## start Records for processing
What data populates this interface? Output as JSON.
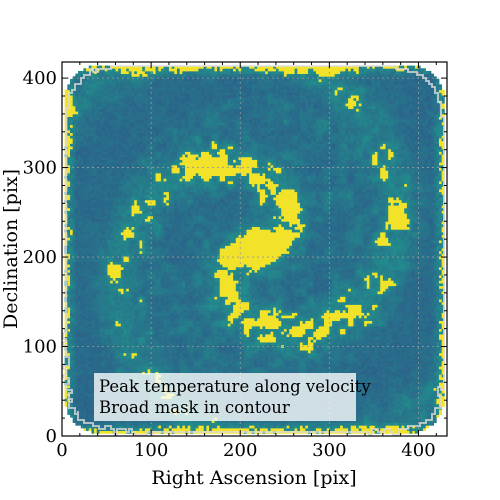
{
  "chart_data": {
    "type": "heatmap",
    "title": "",
    "xlabel": "Right Ascension [pix]",
    "ylabel": "Declination [pix]",
    "xlim": [
      0,
      432
    ],
    "ylim": [
      0,
      418
    ],
    "x_ticks": [
      {
        "value": 0,
        "label": "0"
      },
      {
        "value": 100,
        "label": "100"
      },
      {
        "value": 200,
        "label": "200"
      },
      {
        "value": 300,
        "label": "300"
      },
      {
        "value": 400,
        "label": "400"
      }
    ],
    "y_ticks": [
      {
        "value": 0,
        "label": "0"
      },
      {
        "value": 100,
        "label": "100"
      },
      {
        "value": 200,
        "label": "200"
      },
      {
        "value": 300,
        "label": "300"
      },
      {
        "value": 400,
        "label": "400"
      }
    ],
    "grid": true,
    "colormap": [
      "#440154",
      "#2c5f8a",
      "#21918c",
      "#5ec962",
      "#fde725"
    ],
    "background_color": "#2b5f8a",
    "highlight_color": "#f2e32a",
    "contour_color": "#ffffff",
    "galaxy": {
      "center": [
        220,
        210
      ],
      "arms": 2,
      "corner_radius": 40,
      "edge_inset": 3
    },
    "annotation": {
      "lines": [
        "Peak temperature along velocity",
        "Broad mask in contour"
      ],
      "position": "lower-left"
    }
  }
}
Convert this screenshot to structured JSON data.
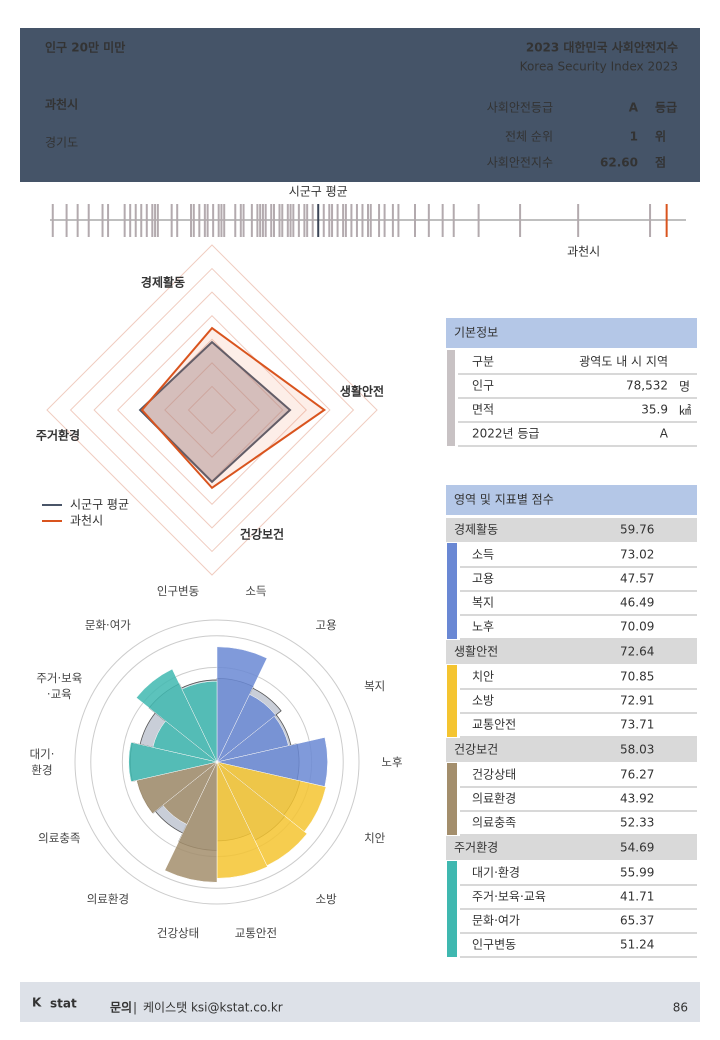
{
  "header": {
    "category": "인구 20만 미만",
    "title": "2023 대한민국 사회안전지수",
    "subtitle": "Korea Security Index 2023",
    "city": "과천시",
    "province": "경기도",
    "stats": [
      {
        "label": "사회안전등급",
        "value": "A",
        "unit": "등급"
      },
      {
        "label": "전체 순위",
        "value": 1,
        "unit": "위"
      },
      {
        "label": "사회안전지수",
        "value": "62.60",
        "unit": "점"
      }
    ]
  },
  "chart_data": [
    {
      "type": "strip",
      "average_label": "시군구 평균",
      "self_label": "과천시",
      "xlim": [
        40.3,
        63.3
      ],
      "color": "#b3aaae",
      "average_color": "#3b4557",
      "self_color": "#d9541e",
      "values": [
        40.4,
        40.9,
        41.3,
        41.7,
        42.2,
        42.4,
        43.0,
        43.2,
        43.4,
        43.6,
        43.8,
        44.0,
        44.1,
        44.2,
        44.7,
        44.9,
        45.4,
        45.5,
        45.7,
        45.9,
        46.0,
        46.2,
        46.4,
        46.5,
        46.6,
        47.0,
        47.2,
        47.3,
        47.6,
        47.8,
        47.9,
        48.0,
        48.1,
        48.3,
        48.4,
        48.6,
        48.7,
        48.9,
        49.0,
        49.1,
        49.3,
        49.5,
        49.6,
        49.8,
        50.2,
        50.4,
        50.5,
        50.7,
        50.9,
        51.0,
        51.2,
        51.4,
        51.6,
        51.8,
        51.9,
        52.2,
        52.4,
        52.7,
        52.9,
        53.5,
        54.0,
        54.5,
        54.9,
        55.8,
        57.3,
        59.4,
        62.0
      ],
      "average": 50.0,
      "self": 62.6
    },
    {
      "type": "radar",
      "categories": [
        "경제활동",
        "생활안전",
        "건강보건",
        "주거환경"
      ],
      "rlim": [
        25,
        95
      ],
      "rticks": [
        35,
        45,
        55,
        65,
        75,
        85,
        95
      ],
      "grid": true,
      "series": [
        {
          "name": "시군구 평균",
          "color": "#4a5568",
          "values": [
            53.8,
            58.1,
            55.5,
            55.5
          ]
        },
        {
          "name": "과천시",
          "color": "#d9541e",
          "values": [
            59.76,
            72.64,
            58.03,
            54.69
          ]
        }
      ]
    },
    {
      "type": "polar_bar",
      "categories": [
        "소득",
        "고용",
        "복지",
        "노후",
        "치안",
        "소방",
        "교통안전",
        "건강상태",
        "의료환경",
        "의료충족",
        "대기·\n환경",
        "주거·보육\n·교육",
        "문화·여가",
        "인구변동"
      ],
      "values": [
        73.02,
        47.57,
        46.49,
        70.09,
        70.85,
        72.91,
        73.71,
        76.27,
        43.92,
        52.33,
        55.99,
        41.71,
        65.37,
        51.24
      ],
      "colors": [
        "#6a88d4",
        "#6a88d4",
        "#6a88d4",
        "#6a88d4",
        "#f4c430",
        "#f4c430",
        "#f4c430",
        "#a38e6c",
        "#a38e6c",
        "#a38e6c",
        "#3fb8b0",
        "#3fb8b0",
        "#3fb8b0",
        "#3fb8b0"
      ],
      "reference_values": [
        53,
        52,
        48,
        52,
        54,
        55,
        50,
        56,
        50,
        52,
        55,
        50,
        55,
        52
      ],
      "reference_color": "#c9ced8",
      "rlim": [
        0,
        90
      ],
      "rticks": [
        20,
        40,
        60,
        80,
        90
      ],
      "grid": true
    }
  ],
  "basic_info": {
    "title": "기본정보",
    "rows": [
      {
        "label": "구분",
        "value": "광역도 내 시 지역"
      },
      {
        "label": "인구",
        "value": "78,532",
        "unit": "명"
      },
      {
        "label": "면적",
        "value": 35.9,
        "unit": "㎢"
      },
      {
        "label": "2022년 등급",
        "value": "A"
      }
    ]
  },
  "scores": {
    "title": "영역 및 지표별 점수",
    "groups": [
      {
        "name": "경제활동",
        "score": 59.76,
        "color": "#6a88d4",
        "items": [
          {
            "name": "소득",
            "score": 73.02
          },
          {
            "name": "고용",
            "score": 47.57
          },
          {
            "name": "복지",
            "score": 46.49
          },
          {
            "name": "노후",
            "score": 70.09
          }
        ]
      },
      {
        "name": "생활안전",
        "score": 72.64,
        "color": "#f4c430",
        "items": [
          {
            "name": "치안",
            "score": 70.85
          },
          {
            "name": "소방",
            "score": 72.91
          },
          {
            "name": "교통안전",
            "score": 73.71
          }
        ]
      },
      {
        "name": "건강보건",
        "score": 58.03,
        "color": "#a38e6c",
        "items": [
          {
            "name": "건강상태",
            "score": 76.27
          },
          {
            "name": "의료환경",
            "score": 43.92
          },
          {
            "name": "의료충족",
            "score": 52.33
          }
        ]
      },
      {
        "name": "주거환경",
        "score": 54.69,
        "color": "#3fb8b0",
        "items": [
          {
            "name": "대기·환경",
            "score": 55.99
          },
          {
            "name": "주거·보육·교육",
            "score": 41.71
          },
          {
            "name": "문화·여가",
            "score": 65.37
          },
          {
            "name": "인구변동",
            "score": 51.24
          }
        ]
      }
    ]
  },
  "footer": {
    "logo": [
      "K",
      "stat"
    ],
    "contact_label": "문의",
    "contact": "케이스탯 ksi@kstat.co.kr",
    "page": 86
  }
}
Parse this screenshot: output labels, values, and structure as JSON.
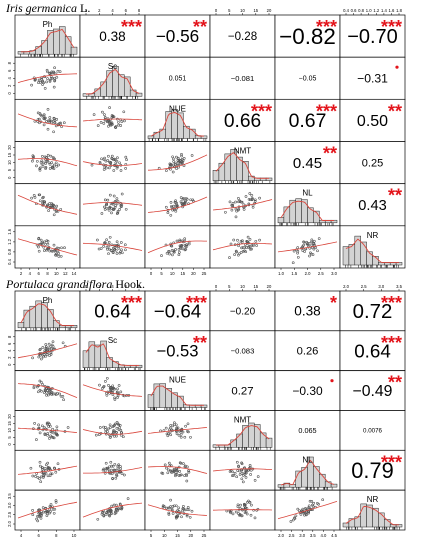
{
  "titles": {
    "top_species": "Iris germanica",
    "top_author": " L.",
    "bottom_species": "Portulaca grandiflora",
    "bottom_author": " Hook."
  },
  "colors": {
    "sig": "#e3141b",
    "fit": "#d9463c",
    "hist": "#d3d3d3",
    "point": "#555555"
  },
  "chart_data": [
    {
      "type": "scatter-matrix",
      "title": "Iris germanica L.",
      "variables": [
        "Ph",
        "Sc",
        "NUE",
        "NMT",
        "NL",
        "NR"
      ],
      "top_axis_ticks": {
        "1": [
          "0",
          "2",
          "4",
          "6",
          "8"
        ],
        "3": [
          "0",
          "5",
          "10",
          "15",
          "20"
        ],
        "5": [
          "0.4",
          "0.6",
          "0.8",
          "1.0",
          "1.2",
          "1.4",
          "1.6",
          "1.8"
        ]
      },
      "bottom_axis_ticks": {
        "0": [
          "2",
          "4",
          "6",
          "8",
          "10",
          "12",
          "14"
        ],
        "2": [
          "0",
          "5",
          "10",
          "15",
          "20",
          "25"
        ],
        "4": [
          "1.0",
          "1.5",
          "2.0",
          "2.5",
          "3.0"
        ]
      },
      "left_axis_ticks": {
        "1": [
          "0",
          "2",
          "4",
          "6",
          "8"
        ],
        "3": [
          "0",
          "5",
          "10",
          "15",
          "20"
        ],
        "5": [
          "0.4",
          "0.8",
          "1.2",
          "1.6"
        ]
      },
      "correlations": [
        {
          "row": 0,
          "col": 1,
          "r": "0.38",
          "stars": "***"
        },
        {
          "row": 0,
          "col": 2,
          "r": "−0.56",
          "stars": "**"
        },
        {
          "row": 0,
          "col": 3,
          "r": "−0.28",
          "stars": ""
        },
        {
          "row": 0,
          "col": 4,
          "r": "−0.82",
          "stars": "***"
        },
        {
          "row": 0,
          "col": 5,
          "r": "−0.70",
          "stars": "***"
        },
        {
          "row": 1,
          "col": 2,
          "r": "0.051",
          "stars": ""
        },
        {
          "row": 1,
          "col": 3,
          "r": "−0.081",
          "stars": ""
        },
        {
          "row": 1,
          "col": 4,
          "r": "−0.05",
          "stars": ""
        },
        {
          "row": 1,
          "col": 5,
          "r": "−0.31",
          "stars": "."
        },
        {
          "row": 2,
          "col": 3,
          "r": "0.66",
          "stars": "***"
        },
        {
          "row": 2,
          "col": 4,
          "r": "0.67",
          "stars": "***"
        },
        {
          "row": 2,
          "col": 5,
          "r": "0.50",
          "stars": "**"
        },
        {
          "row": 3,
          "col": 4,
          "r": "0.45",
          "stars": "**"
        },
        {
          "row": 3,
          "col": 5,
          "r": "0.25",
          "stars": ""
        },
        {
          "row": 4,
          "col": 5,
          "r": "0.43",
          "stars": "**"
        }
      ]
    },
    {
      "type": "scatter-matrix",
      "title": "Portulaca grandiflora Hook.",
      "variables": [
        "Ph",
        "Sc",
        "NUE",
        "NMT",
        "NL",
        "NR"
      ],
      "top_axis_ticks": {
        "1": [
          "0",
          "2",
          "4",
          "6",
          "8"
        ],
        "3": [
          "0",
          "5",
          "10",
          "15",
          "20"
        ],
        "5": [
          "2.0",
          "2.5",
          "3.0",
          "3.5"
        ]
      },
      "bottom_axis_ticks": {
        "0": [
          "4",
          "6",
          "8",
          "10"
        ],
        "2": [
          "5",
          "10",
          "15",
          "20",
          "25"
        ],
        "4": [
          "2.0",
          "2.5",
          "3.0",
          "3.5",
          "4.0",
          "4.5"
        ]
      },
      "left_axis_ticks": {
        "1": [
          "0",
          "2",
          "4",
          "6",
          "8"
        ],
        "3": [
          "0",
          "5",
          "10",
          "15",
          "20"
        ],
        "5": [
          "2.0",
          "2.5",
          "3.0",
          "3.5"
        ]
      },
      "correlations": [
        {
          "row": 0,
          "col": 1,
          "r": "0.64",
          "stars": "***"
        },
        {
          "row": 0,
          "col": 2,
          "r": "−0.64",
          "stars": "***"
        },
        {
          "row": 0,
          "col": 3,
          "r": "−0.20",
          "stars": ""
        },
        {
          "row": 0,
          "col": 4,
          "r": "0.38",
          "stars": "*"
        },
        {
          "row": 0,
          "col": 5,
          "r": "0.72",
          "stars": "***"
        },
        {
          "row": 1,
          "col": 2,
          "r": "−0.53",
          "stars": "**"
        },
        {
          "row": 1,
          "col": 3,
          "r": "−0.083",
          "stars": ""
        },
        {
          "row": 1,
          "col": 4,
          "r": "0.26",
          "stars": ""
        },
        {
          "row": 1,
          "col": 5,
          "r": "0.64",
          "stars": "***"
        },
        {
          "row": 2,
          "col": 3,
          "r": "0.27",
          "stars": ""
        },
        {
          "row": 2,
          "col": 4,
          "r": "−0.30",
          "stars": "."
        },
        {
          "row": 2,
          "col": 5,
          "r": "−0.49",
          "stars": "**"
        },
        {
          "row": 3,
          "col": 4,
          "r": "0.065",
          "stars": ""
        },
        {
          "row": 3,
          "col": 5,
          "r": "0.0076",
          "stars": ""
        },
        {
          "row": 4,
          "col": 5,
          "r": "0.79",
          "stars": "***"
        }
      ]
    }
  ]
}
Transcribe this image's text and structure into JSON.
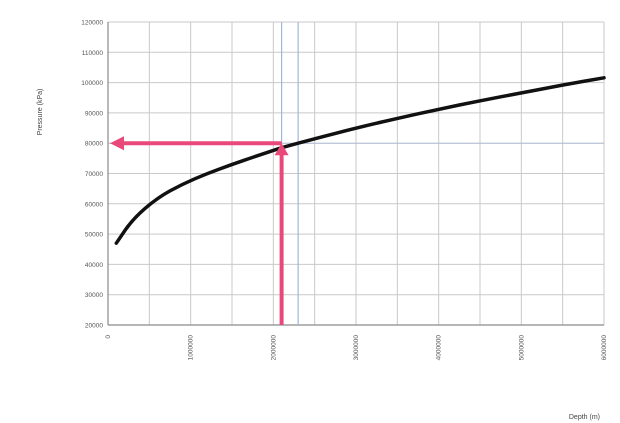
{
  "chart_data": {
    "type": "line",
    "title": "",
    "ylabel": "Pressure (kPa)",
    "xlabel": "Depth (m)",
    "y_ticks": [
      "120000",
      "110000",
      "100000",
      "90000",
      "80000",
      "70000",
      "60000",
      "50000",
      "40000",
      "30000",
      "20000"
    ],
    "x_ticks": [
      "0",
      "1000000",
      "2000000",
      "3000000",
      "4000000",
      "5000000",
      "6000000"
    ],
    "xlim": [
      0,
      6000000
    ],
    "ylim": [
      20000,
      120000
    ],
    "grid": true,
    "series": [
      {
        "color": "#111111",
        "points": [
          [
            100000,
            47000
          ],
          [
            300000,
            55000
          ],
          [
            600000,
            62000
          ],
          [
            900000,
            66500
          ],
          [
            1200000,
            70000
          ],
          [
            1500000,
            73000
          ],
          [
            1800000,
            75800
          ],
          [
            2100000,
            78500
          ],
          [
            2100000,
            78500
          ],
          [
            2500000,
            81500
          ],
          [
            3000000,
            85000
          ],
          [
            3500000,
            88200
          ],
          [
            4000000,
            91200
          ],
          [
            4500000,
            94000
          ],
          [
            5000000,
            96600
          ],
          [
            5500000,
            99200
          ],
          [
            6000000,
            101600
          ]
        ]
      }
    ],
    "annotations": [
      {
        "type": "vertical-arrow",
        "color": "#e8497a",
        "x": 2100000,
        "y_from": 20000,
        "y_to": 80000
      },
      {
        "type": "horizontal-arrow",
        "color": "#e8497a",
        "y": 80000,
        "x_from": 2100000,
        "x_to": 0
      }
    ],
    "highlight_lines": {
      "color": "#9fb6dc",
      "x": [
        2100000,
        2300000
      ],
      "y": [
        80000
      ]
    }
  }
}
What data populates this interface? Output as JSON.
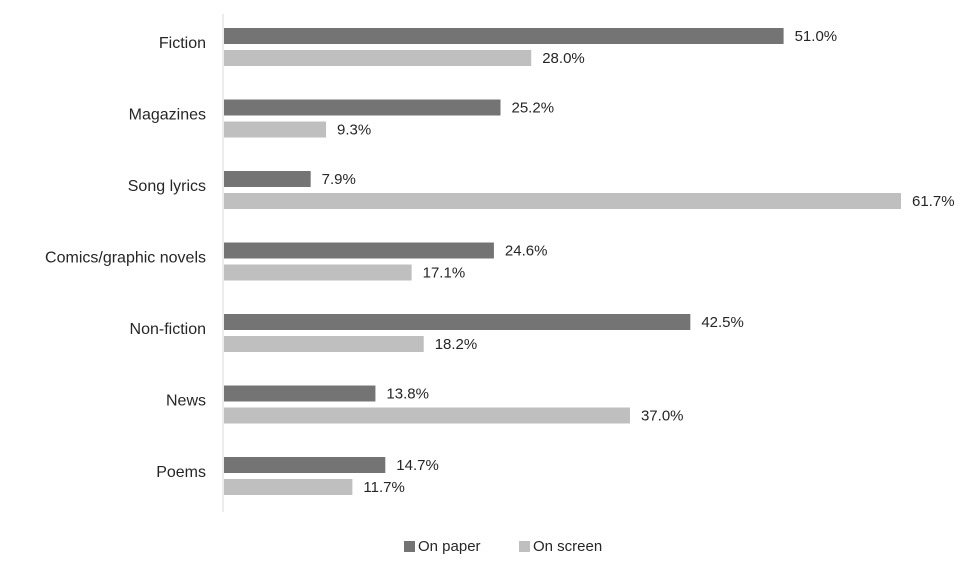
{
  "chart_data": {
    "type": "bar",
    "orientation": "horizontal",
    "title": "",
    "xlabel": "",
    "ylabel": "",
    "categories": [
      "Fiction",
      "Magazines",
      "Song lyrics",
      "Comics/graphic novels",
      "Non-fiction",
      "News",
      "Poems"
    ],
    "series": [
      {
        "name": "On paper",
        "color": "#747474",
        "values": [
          51.0,
          25.2,
          7.9,
          24.6,
          42.5,
          13.8,
          14.7
        ],
        "labels": [
          "51.0%",
          "25.2%",
          "7.9%",
          "24.6%",
          "42.5%",
          "13.8%",
          "14.7%"
        ]
      },
      {
        "name": "On screen",
        "color": "#bfbfbf",
        "values": [
          28.0,
          9.3,
          61.7,
          17.1,
          18.2,
          37.0,
          11.7
        ],
        "labels": [
          "28.0%",
          "9.3%",
          "61.7%",
          "17.1%",
          "18.2%",
          "37.0%",
          "11.7%"
        ]
      }
    ],
    "xlim": [
      0,
      61.7
    ],
    "grid": false,
    "axis_line_color": "#d9d9d9",
    "legend_position": "bottom"
  }
}
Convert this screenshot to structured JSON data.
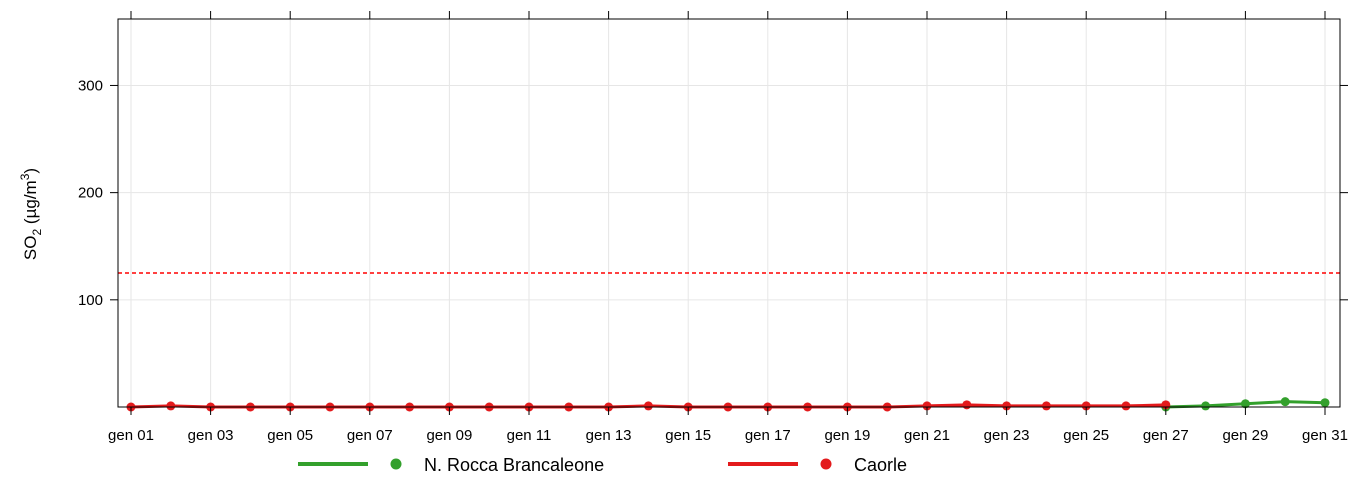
{
  "chart_data": {
    "type": "line",
    "title": "",
    "ylabel": {
      "main": "SO",
      "sub": "2",
      "unit_open": " (µg/m",
      "sup": "3",
      "unit_close": ")"
    },
    "xlabel": "",
    "x": [
      "gen 01",
      "gen 02",
      "gen 03",
      "gen 04",
      "gen 05",
      "gen 06",
      "gen 07",
      "gen 08",
      "gen 09",
      "gen 10",
      "gen 11",
      "gen 12",
      "gen 13",
      "gen 14",
      "gen 15",
      "gen 16",
      "gen 17",
      "gen 18",
      "gen 19",
      "gen 20",
      "gen 21",
      "gen 22",
      "gen 23",
      "gen 24",
      "gen 25",
      "gen 26",
      "gen 27",
      "gen 28",
      "gen 29",
      "gen 30",
      "gen 31"
    ],
    "x_tick_labels": [
      "gen 01",
      "gen 03",
      "gen 05",
      "gen 07",
      "gen 09",
      "gen 11",
      "gen 13",
      "gen 15",
      "gen 17",
      "gen 19",
      "gen 21",
      "gen 23",
      "gen 25",
      "gen 27",
      "gen 29",
      "gen 31"
    ],
    "y_ticks": [
      100,
      200,
      300
    ],
    "ylim": [
      0,
      362
    ],
    "grid": true,
    "threshold": {
      "value": 125,
      "color": "#ff0000",
      "style": "dotted"
    },
    "series": [
      {
        "name": "N. Rocca Brancaleone",
        "color": "#33a02c",
        "values": [
          null,
          null,
          null,
          null,
          null,
          null,
          null,
          null,
          null,
          null,
          null,
          null,
          null,
          null,
          null,
          null,
          null,
          null,
          null,
          null,
          null,
          null,
          null,
          null,
          null,
          null,
          0,
          1,
          3,
          5,
          4
        ]
      },
      {
        "name": "Caorle",
        "color": "#e31a1c",
        "values": [
          0,
          1,
          0,
          0,
          0,
          0,
          0,
          0,
          0,
          0,
          0,
          0,
          0,
          1,
          0,
          0,
          0,
          0,
          0,
          0,
          1,
          2,
          1,
          1,
          1,
          1,
          2,
          null,
          null,
          null,
          null
        ]
      }
    ],
    "legend": {
      "position": "bottom"
    }
  }
}
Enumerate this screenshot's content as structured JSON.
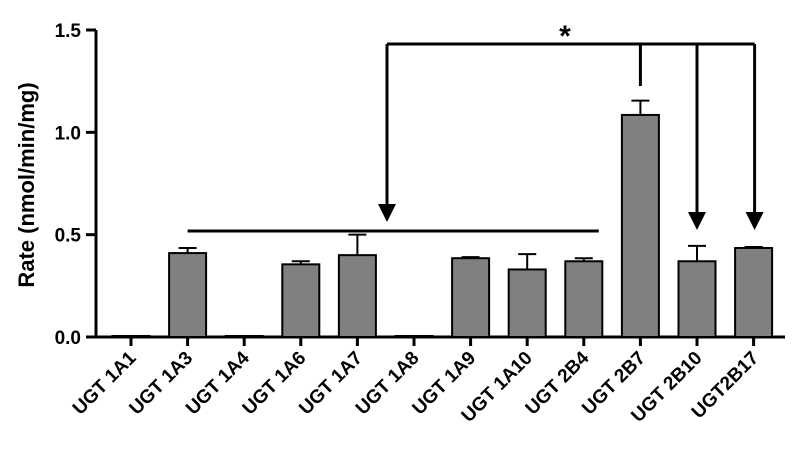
{
  "chart_data": {
    "type": "bar",
    "title": "",
    "xlabel": "",
    "ylabel": "Rate (nmol/min/mg)",
    "ylim": [
      0,
      1.5
    ],
    "yticks": [
      "0.0",
      "0.5",
      "1.0",
      "1.5"
    ],
    "grid": false,
    "bar_color": "#808080",
    "categories": [
      "UGT 1A1",
      "UGT 1A3",
      "UGT 1A4",
      "UGT 1A6",
      "UGT 1A7",
      "UGT 1A8",
      "UGT 1A9",
      "UGT 1A10",
      "UGT 2B4",
      "UGT 2B7",
      "UGT 2B10",
      "UGT2B17"
    ],
    "values": [
      0.005,
      0.41,
      0.005,
      0.355,
      0.4,
      0.005,
      0.385,
      0.33,
      0.37,
      1.085,
      0.37,
      0.435
    ],
    "errors": [
      0.0,
      0.025,
      0.0,
      0.015,
      0.1,
      0.0,
      0.005,
      0.075,
      0.015,
      0.07,
      0.075,
      0.005
    ],
    "annotation": "*"
  }
}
## end Records for processing
Requirement: Report all lines of the material that contain the word "type".

The output:
    "type": "heatmap",
      "type": "strip",
      "type": "radar",
      "type": "polar_bar",
      "type": "scatter-matrix",
      "type": "scatter-matrix",
    "type": "line",
        "type": "vertical-arrow",
        "type": "horizontal-arrow",
    "type": "bar",
    "type": "line",
    "type": "bar",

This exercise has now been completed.